==== RECORD SET
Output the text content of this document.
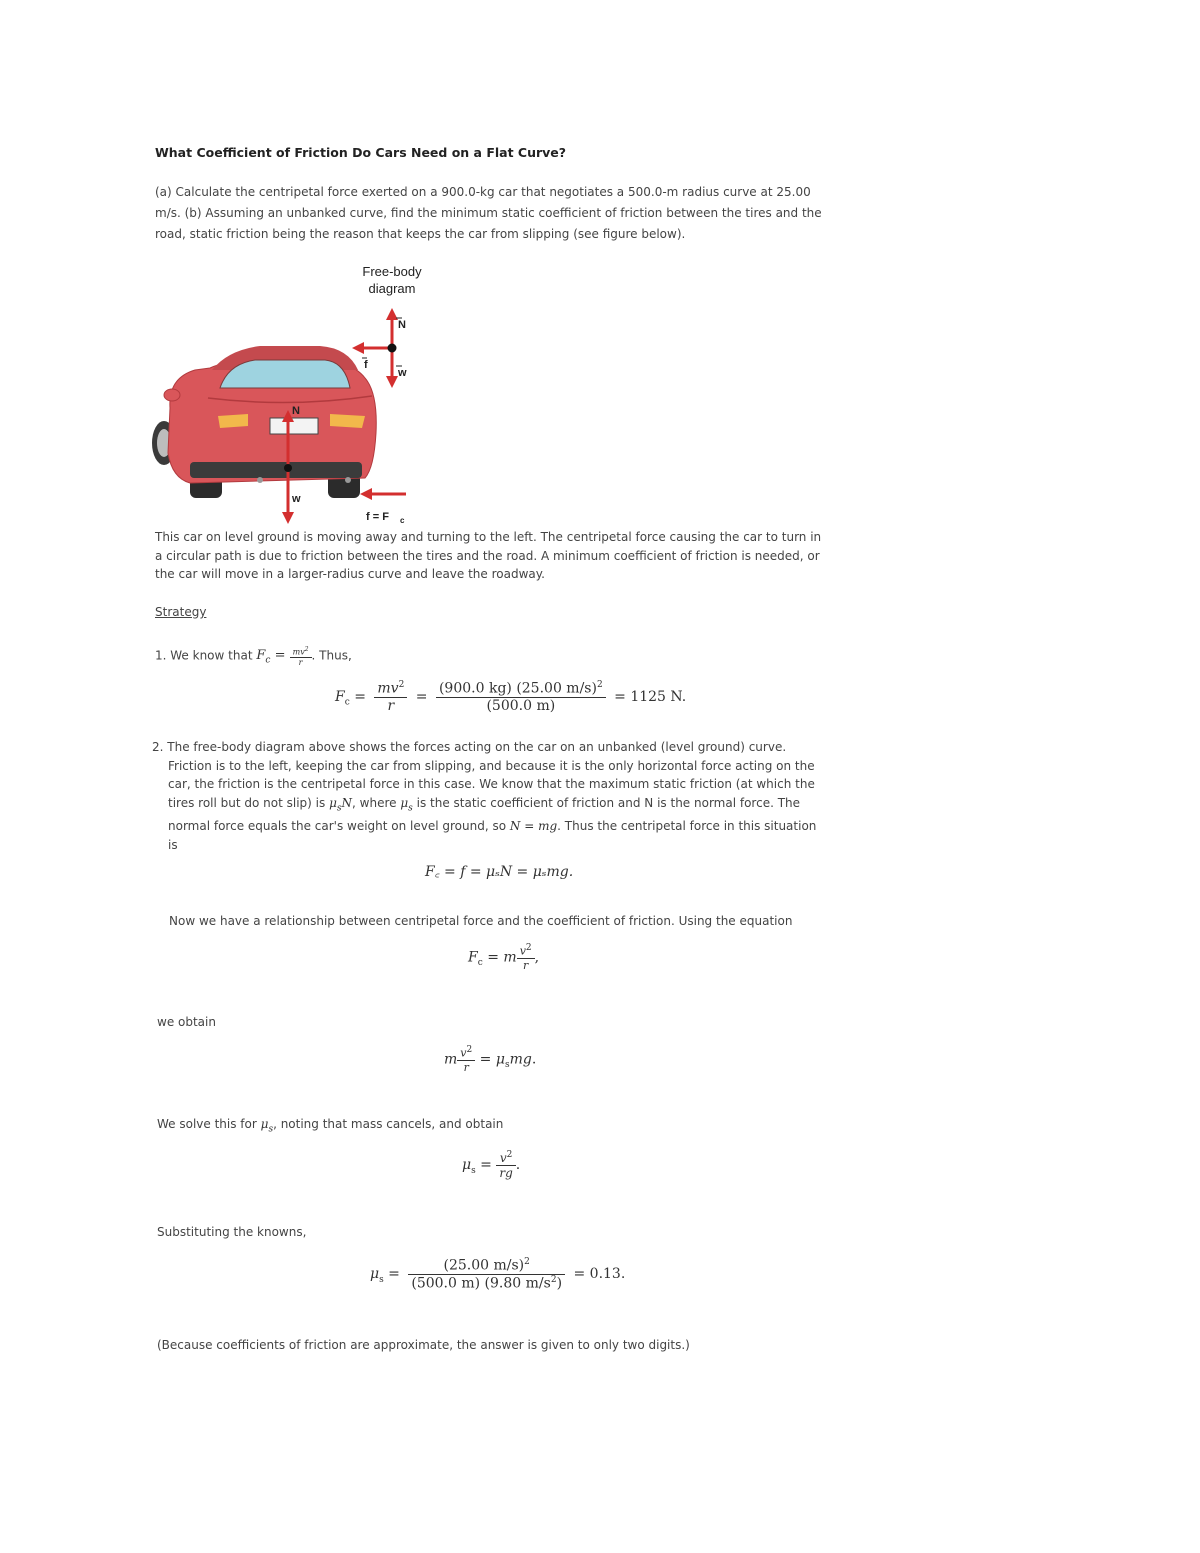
What Coefficient of Friction Do Cars Need on a Flat Curve?
(a) Calculate the centripetal force exerted on a 900.0-kg car that negotiates a 500.0-m radius curve at 25.00
m/s. (b) Assuming an unbanked curve, find the minimum static coefficient of friction between the tires and the
road, static friction being the reason that keeps the car from slipping (see figure below).
Free-body
diagram
N
w
f
N
w
f = F c
This car on level ground is moving away and turning to the left. The centripetal force causing the car to turn in
a circular path is due to friction between the tires and the road. A minimum coefficient of friction is needed, or
the car will move in a larger-radius curve and leave the roadway.
Strategy
1. We know that $F_c = \frac{mv^2}{r}$ . Thus,
$F_c = \frac{mv^2}{r} = \frac{(900.0 kg) (25.00 m/s)^2}{(500.0 m)} = 1125$ N.
2. The free-body diagram above shows the forces acting on the car on an unbanked (level ground) curve.
Friction is to the left, keeping the car from slipping, and because it is the only horizontal force acting on the
car, the friction is the centripetal force in this case. We know that the maximum static friction (at which the
tires roll but do not slip) is $\mu_sN$, where $\mu_s$ is the static coefficient of friction and N is the normal force. The
normal force equals the car's weight on level ground, so N = mg. Thus the centripetal force in this situation
is
F꜀ = f = μₛN = μₛmg.
Now we have a relationship between centripetal force and the coefficient of friction. Using the equation
$F_c = m \frac{v^2}{r}$ ,
we obtain
m $\frac{v^2}{r} = \mu_smg$.
We solve this for $\mu_s$, noting that mass cancels, and obtain
$\mu_s = \frac{v^2}{rg}$ .
Substituting the knowns,
$\mu_s = \frac{(25.00 m/s)^2}{(500.0 m) (9.80 m/s^2)} = 0.13$.
(Because coefficients of friction are approximate, the answer is given to only two digits.)
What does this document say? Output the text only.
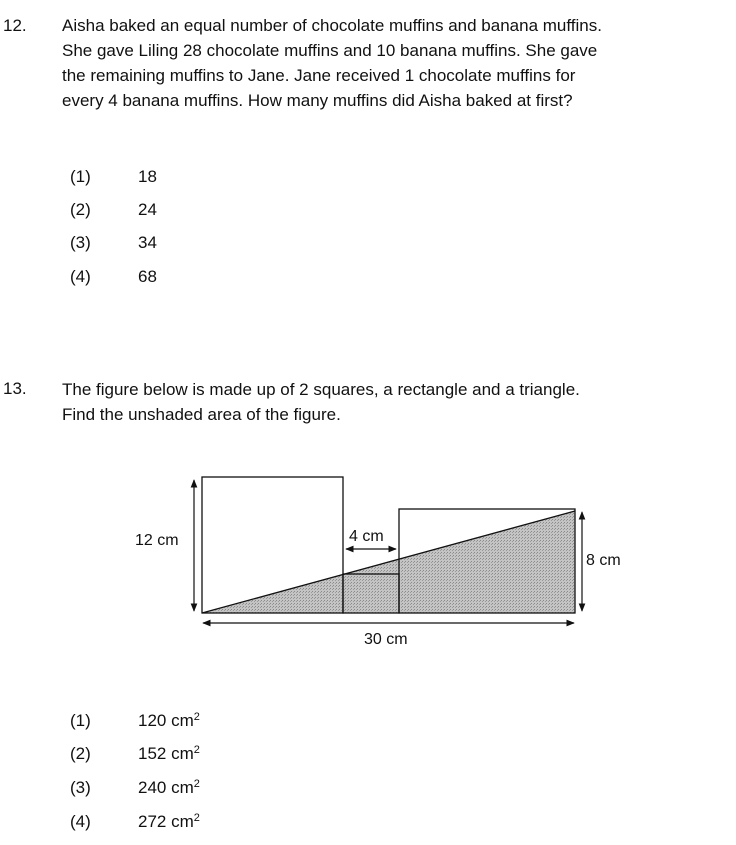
12. Aisha baked an equal number of chocolate muffins and banana muffins.
She gave Liling 28 chocolate muffins and 10 banana muffins. She gave
the remaining muffins to Jane. Jane received 1 chocolate muffins for
every 4 banana muffins. How many muffins did Aisha baked at first?
(1)	18
(2)	24
(3)	34
(4)	68
13. The figure below is made up of 2 squares, a rectangle and a triangle.
Find the unshaded area of the figure.
12 cm	4 cm
8 cm
30 cm
(1)	120 $cm^2$
(2)	152 $cm^2$
(3)	240 $cm^2$
(4)	272 $cm^2$
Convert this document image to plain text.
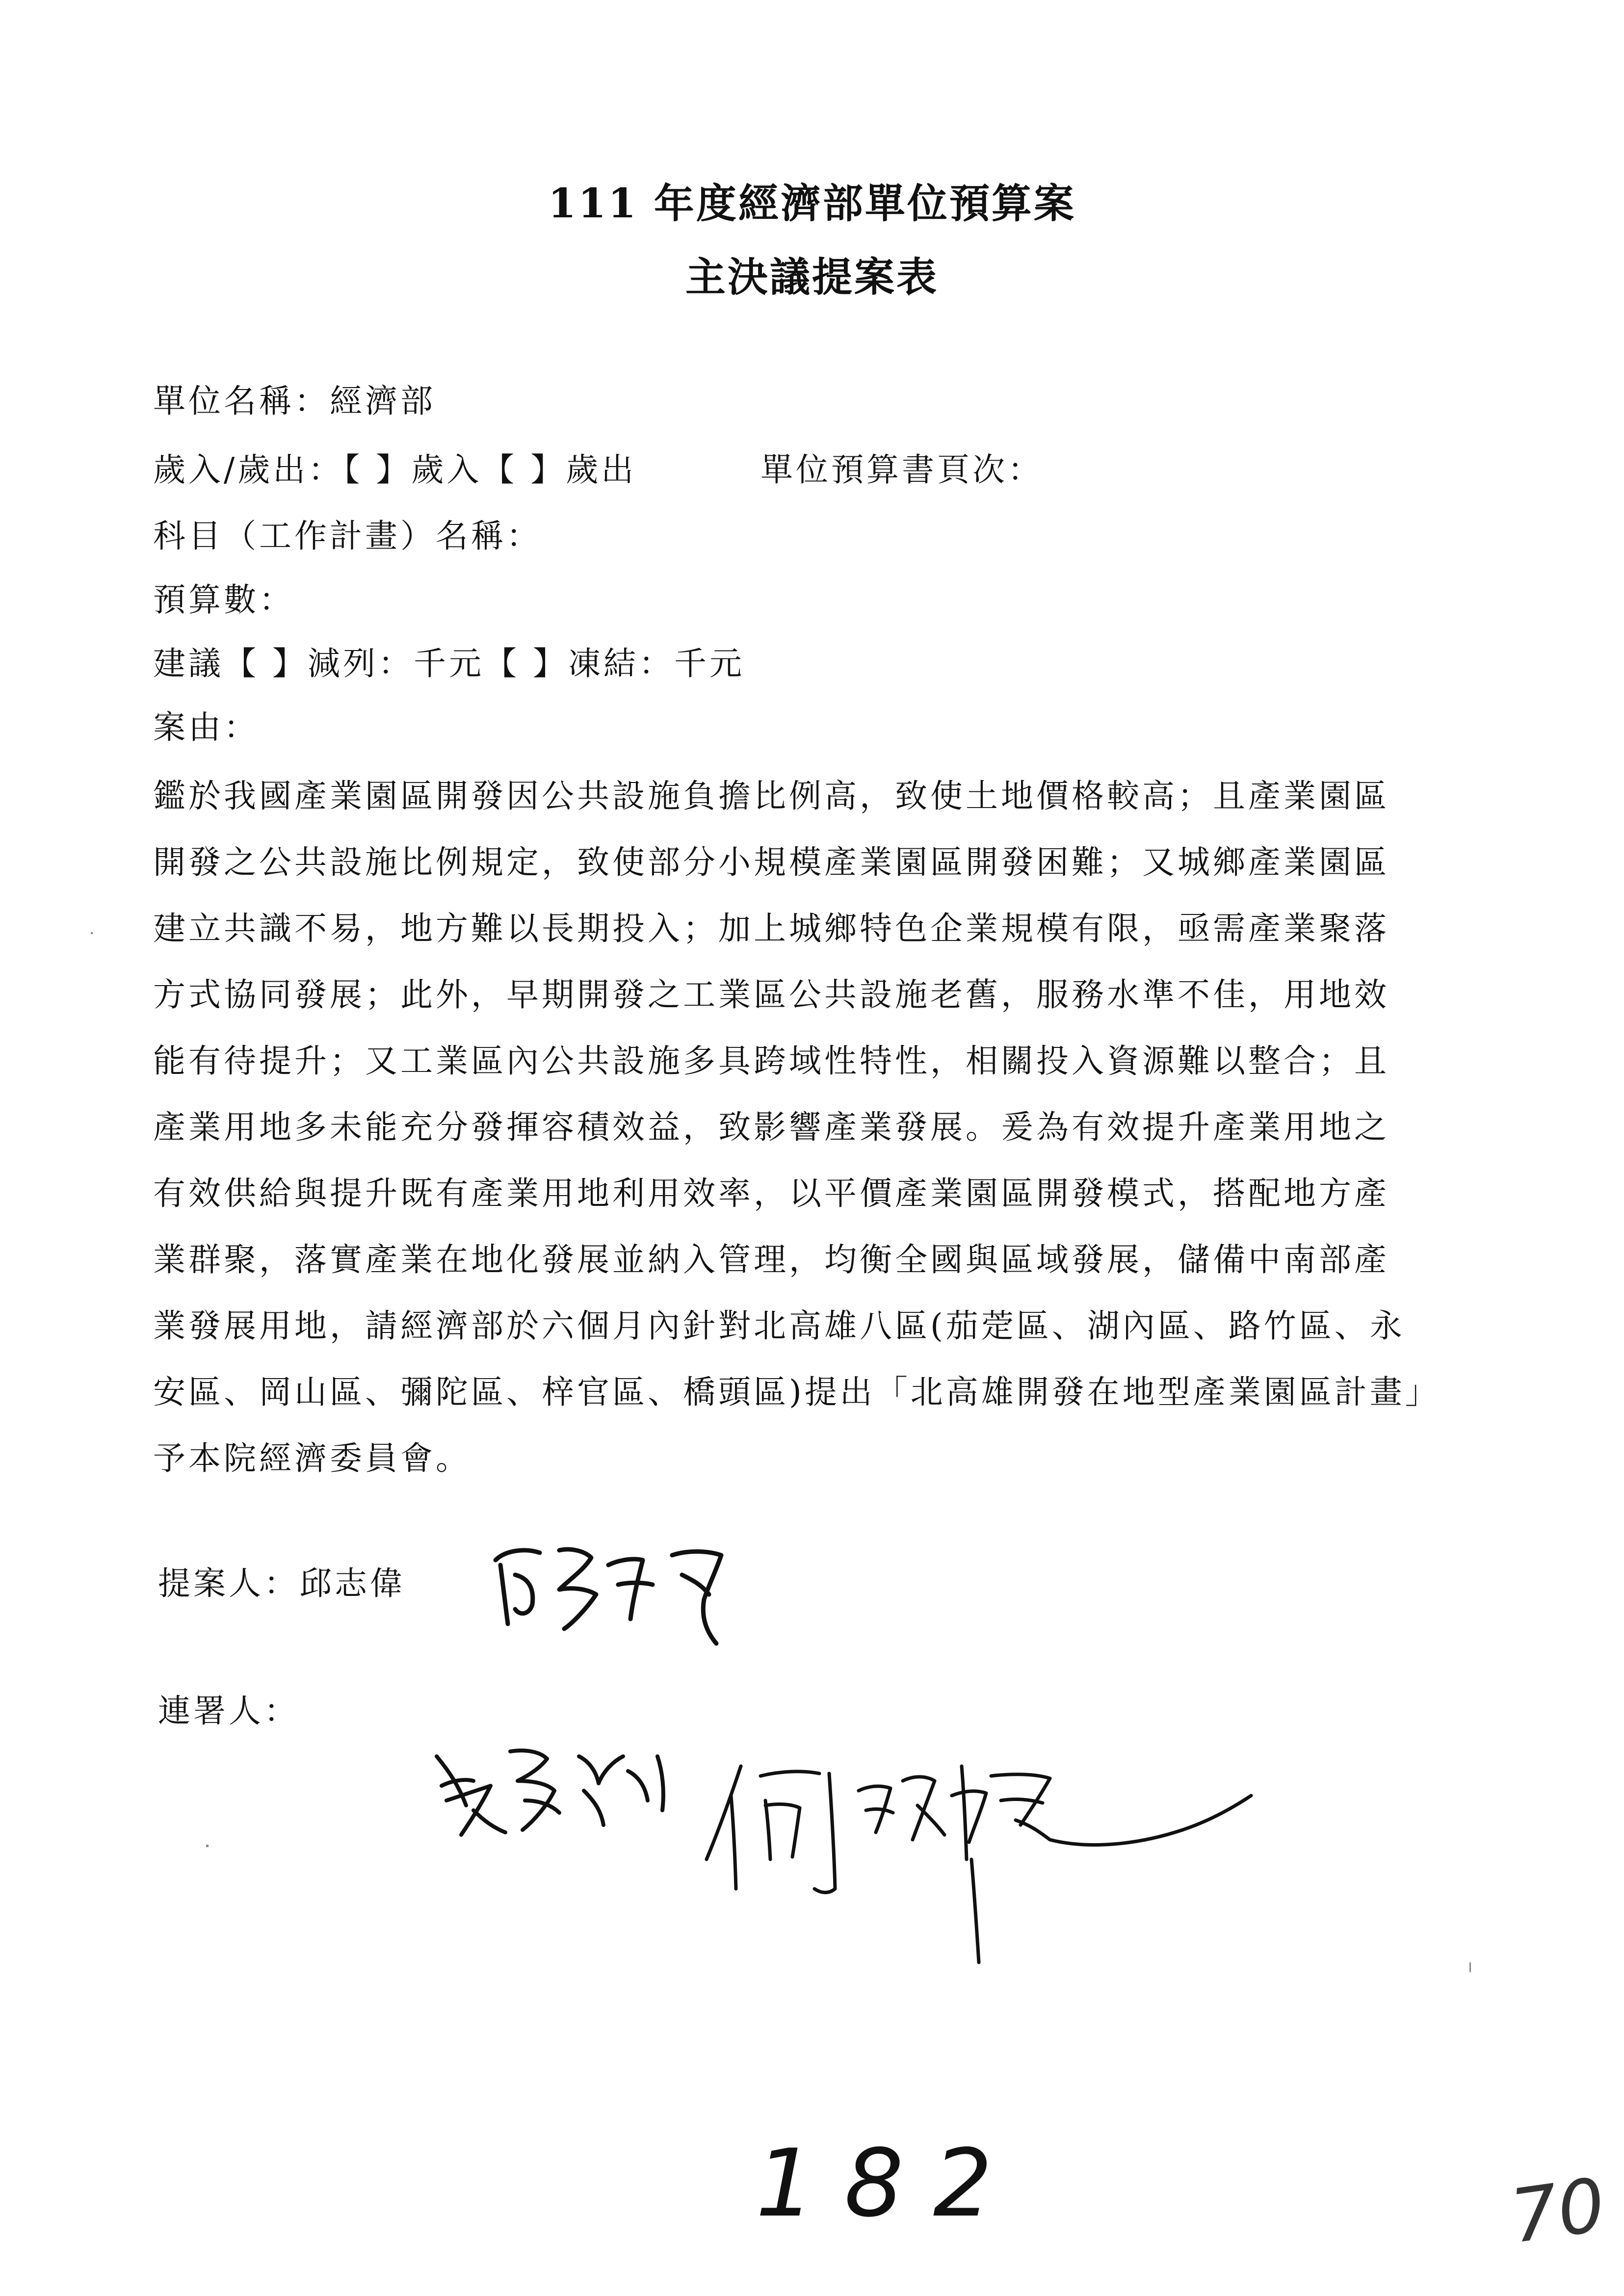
111 年度經濟部單位預算案
主決議提案表
單位名稱：經濟部
歲入/歲出：【 】歲入【 】歲出	單位預算書頁次：
科目（工作計畫）名稱：
預算數：
建議【 】減列：千元【 】凍結：千元
案由：
鑑於我國產業園區開發因公共設施負擔比例高，致使土地價格較高；且產業園區
開發之公共設施比例規定，致使部分小規模產業園區開發困難；又城鄉產業園區
建立共識不易，地方難以長期投入；加上城鄉特色企業規模有限，亟需產業聚落
方式協同發展；此外，早期開發之工業區公共設施老舊，服務水準不佳，用地效
能有待提升；又工業區內公共設施多具跨域性特性，相關投入資源難以整合；且
產業用地多未能充分發揮容積效益，致影響產業發展。爰為有效提升產業用地之
有效供給與提升既有產業用地利用效率，以平價產業園區開發模式，搭配地方產
業群聚，落實產業在地化發展並納入管理，均衡全國與區域發展，儲備中南部產
業發展用地，請經濟部於六個月內針對北高雄八區(茄萣區、湖內區、路竹區、永
安區、岡山區、彌陀區、梓官區、橋頭區)提出「北高雄開發在地型產業園區計畫」
予本院經濟委員會。
提案人：邱志偉
連署人：
182	70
========
> **TASK STATEMENT**
Which lines include "only"? Copy each of them out.

> **WRITTEN RESPONSE**
Friction is to the left, keeping the car from slipping, and because it is the only horizontal force acting on the
(Because coefficients of friction are approximate, the answer is given to only two digits.)
What does this document say? Output the text only.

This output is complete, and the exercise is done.